Exercise prompt.
Work through the data below line by line and say how many lines hold "icon"; give only the number.

Figure contents as structured data
================

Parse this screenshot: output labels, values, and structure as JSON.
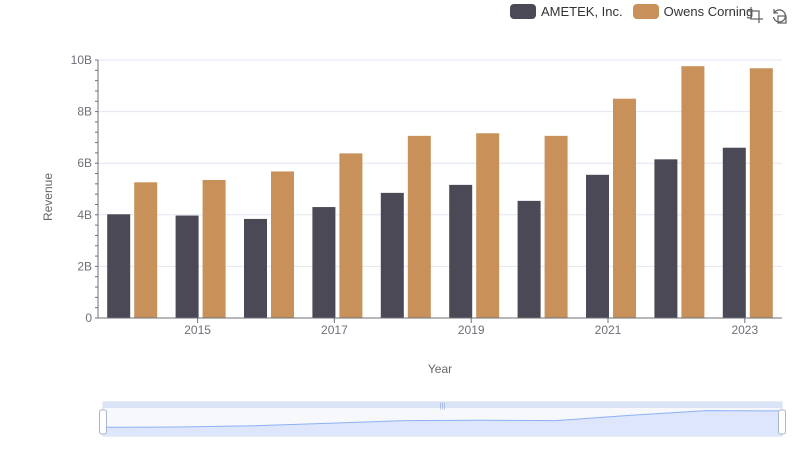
{
  "chart_data": {
    "type": "bar",
    "categories": [
      "2014",
      "2015",
      "2016",
      "2017",
      "2018",
      "2019",
      "2020",
      "2021",
      "2022",
      "2023"
    ],
    "x_tick_labels": [
      "2015",
      "2017",
      "2019",
      "2021",
      "2023"
    ],
    "series": [
      {
        "name": "AMETEK, Inc.",
        "color": "#4a4955",
        "values": [
          4.02,
          3.97,
          3.84,
          4.3,
          4.85,
          5.16,
          4.54,
          5.55,
          6.15,
          6.6
        ]
      },
      {
        "name": "Owens Corning",
        "color": "#c8915a",
        "values": [
          5.26,
          5.35,
          5.68,
          6.38,
          7.06,
          7.16,
          7.06,
          8.5,
          9.76,
          9.68
        ]
      }
    ],
    "y_ticks": [
      "0",
      "2B",
      "4B",
      "6B",
      "8B",
      "10B"
    ],
    "ylim": [
      0,
      10
    ],
    "unit": "B",
    "xlabel": "Year",
    "ylabel": "Revenue",
    "grid": true,
    "legend_position": "top-right"
  },
  "toolbox": {
    "zoom_icon": "zoom-icon",
    "restore_icon": "restore-icon"
  },
  "colors": {
    "slider_fill": "#dde6fb",
    "slider_line": "#8fb0f7",
    "axis": "#6e7079",
    "grid": "#e0e6f1"
  }
}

================

Answer to the task.
2